-- Begin DATA SHOWN --

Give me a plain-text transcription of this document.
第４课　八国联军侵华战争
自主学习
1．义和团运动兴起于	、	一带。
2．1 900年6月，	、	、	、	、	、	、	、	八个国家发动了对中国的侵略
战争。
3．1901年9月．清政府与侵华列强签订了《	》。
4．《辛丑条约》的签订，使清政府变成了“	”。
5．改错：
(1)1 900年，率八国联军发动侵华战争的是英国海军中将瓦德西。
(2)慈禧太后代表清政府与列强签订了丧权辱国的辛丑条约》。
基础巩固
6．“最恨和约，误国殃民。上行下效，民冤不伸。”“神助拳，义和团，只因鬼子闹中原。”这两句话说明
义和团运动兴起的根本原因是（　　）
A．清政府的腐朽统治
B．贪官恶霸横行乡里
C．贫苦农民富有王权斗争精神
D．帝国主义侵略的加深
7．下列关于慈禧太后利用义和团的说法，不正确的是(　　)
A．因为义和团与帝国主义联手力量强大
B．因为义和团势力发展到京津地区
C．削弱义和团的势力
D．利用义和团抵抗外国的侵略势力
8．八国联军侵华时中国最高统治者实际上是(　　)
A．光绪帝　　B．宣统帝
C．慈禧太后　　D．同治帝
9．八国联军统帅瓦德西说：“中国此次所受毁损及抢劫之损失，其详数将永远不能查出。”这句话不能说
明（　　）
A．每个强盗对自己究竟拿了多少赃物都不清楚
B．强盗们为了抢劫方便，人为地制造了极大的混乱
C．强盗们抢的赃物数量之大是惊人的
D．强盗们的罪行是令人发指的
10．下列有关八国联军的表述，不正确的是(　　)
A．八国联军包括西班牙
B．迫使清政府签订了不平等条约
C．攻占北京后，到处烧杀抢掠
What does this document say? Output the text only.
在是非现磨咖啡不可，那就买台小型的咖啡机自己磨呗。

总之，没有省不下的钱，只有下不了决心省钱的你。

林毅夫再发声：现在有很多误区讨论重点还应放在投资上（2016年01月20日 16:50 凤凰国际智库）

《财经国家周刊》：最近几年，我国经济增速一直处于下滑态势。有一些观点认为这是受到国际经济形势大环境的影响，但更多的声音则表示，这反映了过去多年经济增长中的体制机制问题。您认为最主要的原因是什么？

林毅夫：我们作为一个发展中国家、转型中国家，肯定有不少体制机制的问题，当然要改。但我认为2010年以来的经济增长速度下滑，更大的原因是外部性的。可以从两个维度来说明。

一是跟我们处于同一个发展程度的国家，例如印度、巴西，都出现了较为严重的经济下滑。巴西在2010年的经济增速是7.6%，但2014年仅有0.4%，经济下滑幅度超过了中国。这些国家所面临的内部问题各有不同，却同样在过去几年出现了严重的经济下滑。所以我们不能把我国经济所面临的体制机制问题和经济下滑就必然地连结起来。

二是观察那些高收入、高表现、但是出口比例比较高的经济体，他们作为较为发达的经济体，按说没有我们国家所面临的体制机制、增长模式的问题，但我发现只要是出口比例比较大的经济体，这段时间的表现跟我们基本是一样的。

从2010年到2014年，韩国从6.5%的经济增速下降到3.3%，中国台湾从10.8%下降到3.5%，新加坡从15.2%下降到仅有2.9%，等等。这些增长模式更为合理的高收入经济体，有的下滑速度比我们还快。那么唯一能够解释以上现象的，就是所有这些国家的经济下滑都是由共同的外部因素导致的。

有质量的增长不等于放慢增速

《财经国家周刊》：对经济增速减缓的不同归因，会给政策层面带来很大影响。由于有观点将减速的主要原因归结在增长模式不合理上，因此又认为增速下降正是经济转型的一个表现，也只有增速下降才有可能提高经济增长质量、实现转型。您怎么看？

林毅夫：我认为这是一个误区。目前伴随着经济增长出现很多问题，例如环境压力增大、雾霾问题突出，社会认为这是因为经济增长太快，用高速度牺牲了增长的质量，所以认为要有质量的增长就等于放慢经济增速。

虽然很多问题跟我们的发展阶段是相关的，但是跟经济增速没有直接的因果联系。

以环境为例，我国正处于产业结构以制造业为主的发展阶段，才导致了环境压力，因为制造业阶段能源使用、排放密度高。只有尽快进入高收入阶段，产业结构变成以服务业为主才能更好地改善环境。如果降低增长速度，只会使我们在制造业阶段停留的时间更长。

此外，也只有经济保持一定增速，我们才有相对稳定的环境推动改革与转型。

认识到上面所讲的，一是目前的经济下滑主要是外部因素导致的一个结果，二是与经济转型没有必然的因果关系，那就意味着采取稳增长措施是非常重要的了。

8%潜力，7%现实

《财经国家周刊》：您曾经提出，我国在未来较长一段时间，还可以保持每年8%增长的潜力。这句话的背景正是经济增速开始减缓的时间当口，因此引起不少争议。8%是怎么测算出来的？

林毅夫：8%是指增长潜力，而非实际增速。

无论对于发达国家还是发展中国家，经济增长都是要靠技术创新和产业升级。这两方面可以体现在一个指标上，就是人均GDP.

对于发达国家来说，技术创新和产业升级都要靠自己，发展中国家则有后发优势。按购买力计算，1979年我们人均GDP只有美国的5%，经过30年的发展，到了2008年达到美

-- End DATA SHOWN --

→ **SHORT PROBLEM**
Read the entries and pick out all lines that include the word "text".

→ **RESPONSE TO THE TASK**
Give me a plain-text transcription of this document.
What does this document say? Output the text only.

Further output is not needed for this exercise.